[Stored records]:
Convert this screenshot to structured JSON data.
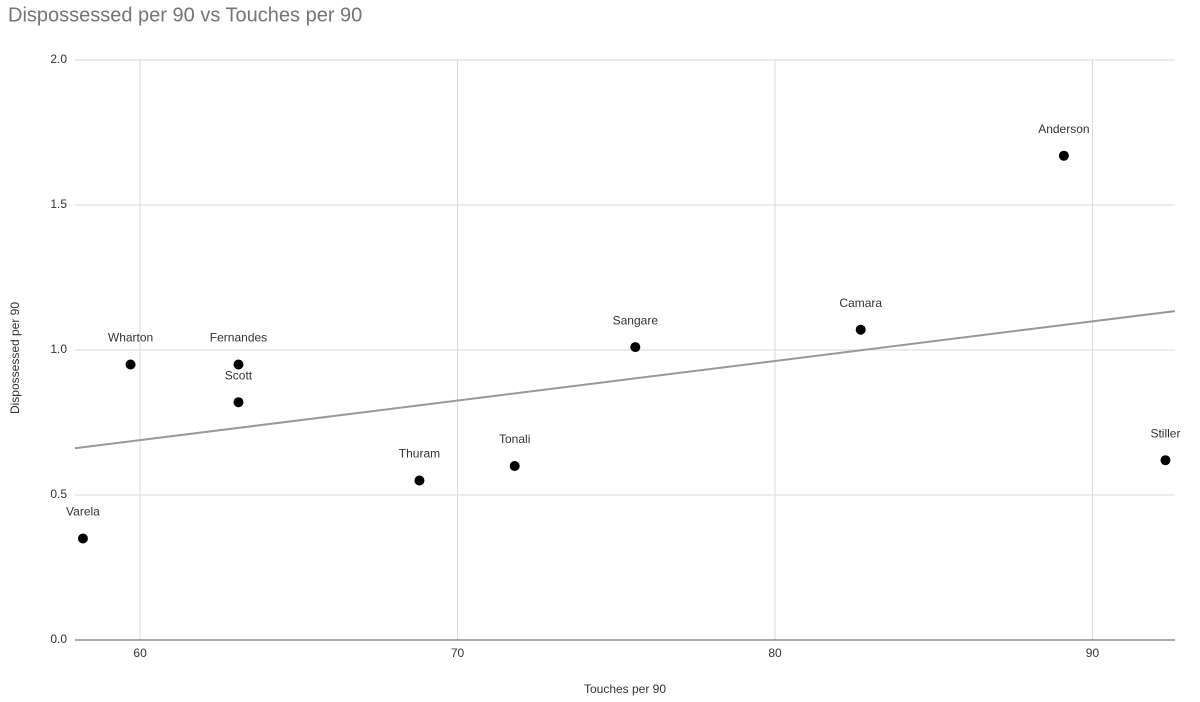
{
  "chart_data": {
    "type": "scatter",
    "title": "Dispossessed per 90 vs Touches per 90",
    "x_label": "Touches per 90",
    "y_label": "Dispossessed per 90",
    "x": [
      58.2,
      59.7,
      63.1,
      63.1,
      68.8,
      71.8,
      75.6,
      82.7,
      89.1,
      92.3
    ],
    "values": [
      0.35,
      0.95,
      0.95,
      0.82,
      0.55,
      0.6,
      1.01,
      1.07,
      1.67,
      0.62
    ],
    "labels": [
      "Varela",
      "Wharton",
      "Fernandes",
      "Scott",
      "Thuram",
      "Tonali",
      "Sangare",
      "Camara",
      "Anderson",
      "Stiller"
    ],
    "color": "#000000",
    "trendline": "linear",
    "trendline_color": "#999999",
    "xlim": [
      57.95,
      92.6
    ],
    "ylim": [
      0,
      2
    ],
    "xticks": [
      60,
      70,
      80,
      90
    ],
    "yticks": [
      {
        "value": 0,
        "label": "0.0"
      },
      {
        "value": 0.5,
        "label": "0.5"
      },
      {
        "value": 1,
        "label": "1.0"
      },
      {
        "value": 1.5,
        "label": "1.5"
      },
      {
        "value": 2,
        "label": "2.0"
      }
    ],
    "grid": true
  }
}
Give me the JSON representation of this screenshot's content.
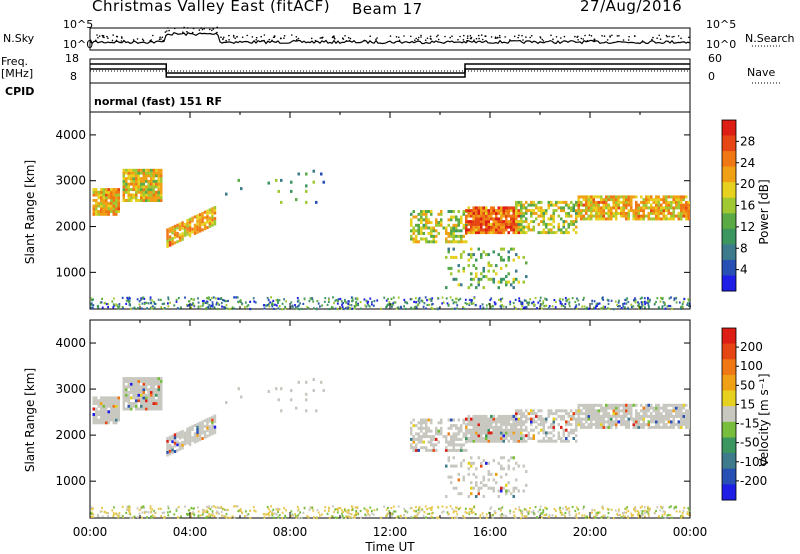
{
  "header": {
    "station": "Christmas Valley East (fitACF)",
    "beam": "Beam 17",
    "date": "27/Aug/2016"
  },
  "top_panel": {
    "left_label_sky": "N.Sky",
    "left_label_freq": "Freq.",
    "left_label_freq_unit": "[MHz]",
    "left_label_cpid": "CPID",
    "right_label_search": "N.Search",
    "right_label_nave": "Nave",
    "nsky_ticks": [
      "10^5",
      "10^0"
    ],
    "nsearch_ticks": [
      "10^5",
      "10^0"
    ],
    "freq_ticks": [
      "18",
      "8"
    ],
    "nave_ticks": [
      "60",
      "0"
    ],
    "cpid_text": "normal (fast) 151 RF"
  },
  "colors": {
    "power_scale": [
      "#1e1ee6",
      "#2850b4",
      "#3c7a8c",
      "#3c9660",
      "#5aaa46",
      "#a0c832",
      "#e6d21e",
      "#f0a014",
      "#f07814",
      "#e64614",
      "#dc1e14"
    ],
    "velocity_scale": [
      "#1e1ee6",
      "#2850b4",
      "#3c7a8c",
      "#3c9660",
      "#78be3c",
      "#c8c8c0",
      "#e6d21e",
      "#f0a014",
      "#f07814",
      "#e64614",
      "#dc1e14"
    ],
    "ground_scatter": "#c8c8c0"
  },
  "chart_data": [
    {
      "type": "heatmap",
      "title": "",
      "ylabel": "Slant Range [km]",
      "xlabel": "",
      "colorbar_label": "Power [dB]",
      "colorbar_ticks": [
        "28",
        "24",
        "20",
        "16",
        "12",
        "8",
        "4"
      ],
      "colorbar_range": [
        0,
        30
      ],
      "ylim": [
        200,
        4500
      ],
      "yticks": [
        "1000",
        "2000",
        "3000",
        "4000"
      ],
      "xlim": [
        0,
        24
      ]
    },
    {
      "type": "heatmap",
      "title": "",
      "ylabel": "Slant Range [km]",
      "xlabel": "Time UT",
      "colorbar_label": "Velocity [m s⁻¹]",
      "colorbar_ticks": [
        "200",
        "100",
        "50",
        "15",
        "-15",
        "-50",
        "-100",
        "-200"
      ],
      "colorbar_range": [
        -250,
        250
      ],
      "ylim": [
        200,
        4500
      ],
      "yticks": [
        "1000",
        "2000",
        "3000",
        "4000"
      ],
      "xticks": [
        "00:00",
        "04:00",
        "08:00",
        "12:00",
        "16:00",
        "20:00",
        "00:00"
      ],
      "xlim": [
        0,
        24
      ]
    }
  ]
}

* * *

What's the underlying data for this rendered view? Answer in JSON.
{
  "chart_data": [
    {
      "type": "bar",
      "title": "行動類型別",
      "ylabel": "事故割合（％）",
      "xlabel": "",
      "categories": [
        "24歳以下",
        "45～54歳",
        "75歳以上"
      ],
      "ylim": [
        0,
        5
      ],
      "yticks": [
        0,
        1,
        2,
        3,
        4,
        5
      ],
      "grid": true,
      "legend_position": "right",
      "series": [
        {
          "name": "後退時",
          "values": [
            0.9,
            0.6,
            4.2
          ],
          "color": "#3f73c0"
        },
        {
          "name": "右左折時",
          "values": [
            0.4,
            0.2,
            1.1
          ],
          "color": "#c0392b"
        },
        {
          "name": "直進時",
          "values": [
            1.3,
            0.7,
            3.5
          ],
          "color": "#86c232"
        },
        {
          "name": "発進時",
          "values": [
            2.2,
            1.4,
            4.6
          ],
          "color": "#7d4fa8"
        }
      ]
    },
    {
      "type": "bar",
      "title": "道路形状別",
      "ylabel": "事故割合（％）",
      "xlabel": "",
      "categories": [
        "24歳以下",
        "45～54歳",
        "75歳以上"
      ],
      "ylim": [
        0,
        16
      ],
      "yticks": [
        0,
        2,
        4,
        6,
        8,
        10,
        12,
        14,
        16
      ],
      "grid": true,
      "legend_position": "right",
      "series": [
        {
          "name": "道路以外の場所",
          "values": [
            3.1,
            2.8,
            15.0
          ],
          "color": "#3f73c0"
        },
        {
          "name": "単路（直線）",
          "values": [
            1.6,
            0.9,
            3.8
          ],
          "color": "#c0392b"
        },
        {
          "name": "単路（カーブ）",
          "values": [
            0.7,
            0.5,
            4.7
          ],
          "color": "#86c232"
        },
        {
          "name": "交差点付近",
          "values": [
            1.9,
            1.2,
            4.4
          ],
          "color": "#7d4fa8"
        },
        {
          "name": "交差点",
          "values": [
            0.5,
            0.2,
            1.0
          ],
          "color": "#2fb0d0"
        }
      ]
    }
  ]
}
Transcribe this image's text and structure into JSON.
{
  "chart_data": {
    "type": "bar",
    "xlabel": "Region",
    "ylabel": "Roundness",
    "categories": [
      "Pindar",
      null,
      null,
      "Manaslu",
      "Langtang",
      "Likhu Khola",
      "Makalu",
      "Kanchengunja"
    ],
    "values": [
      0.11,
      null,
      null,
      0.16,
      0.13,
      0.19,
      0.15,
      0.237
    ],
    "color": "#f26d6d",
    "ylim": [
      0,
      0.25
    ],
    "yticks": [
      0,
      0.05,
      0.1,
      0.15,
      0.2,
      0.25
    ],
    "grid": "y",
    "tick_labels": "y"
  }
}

[Short problem]: Look through the entries above; copy every line holding the string "Touches".

[Written solution]:
    "title": "Dispossessed per 90 vs Touches per 90",
    "x_label": "Touches per 90",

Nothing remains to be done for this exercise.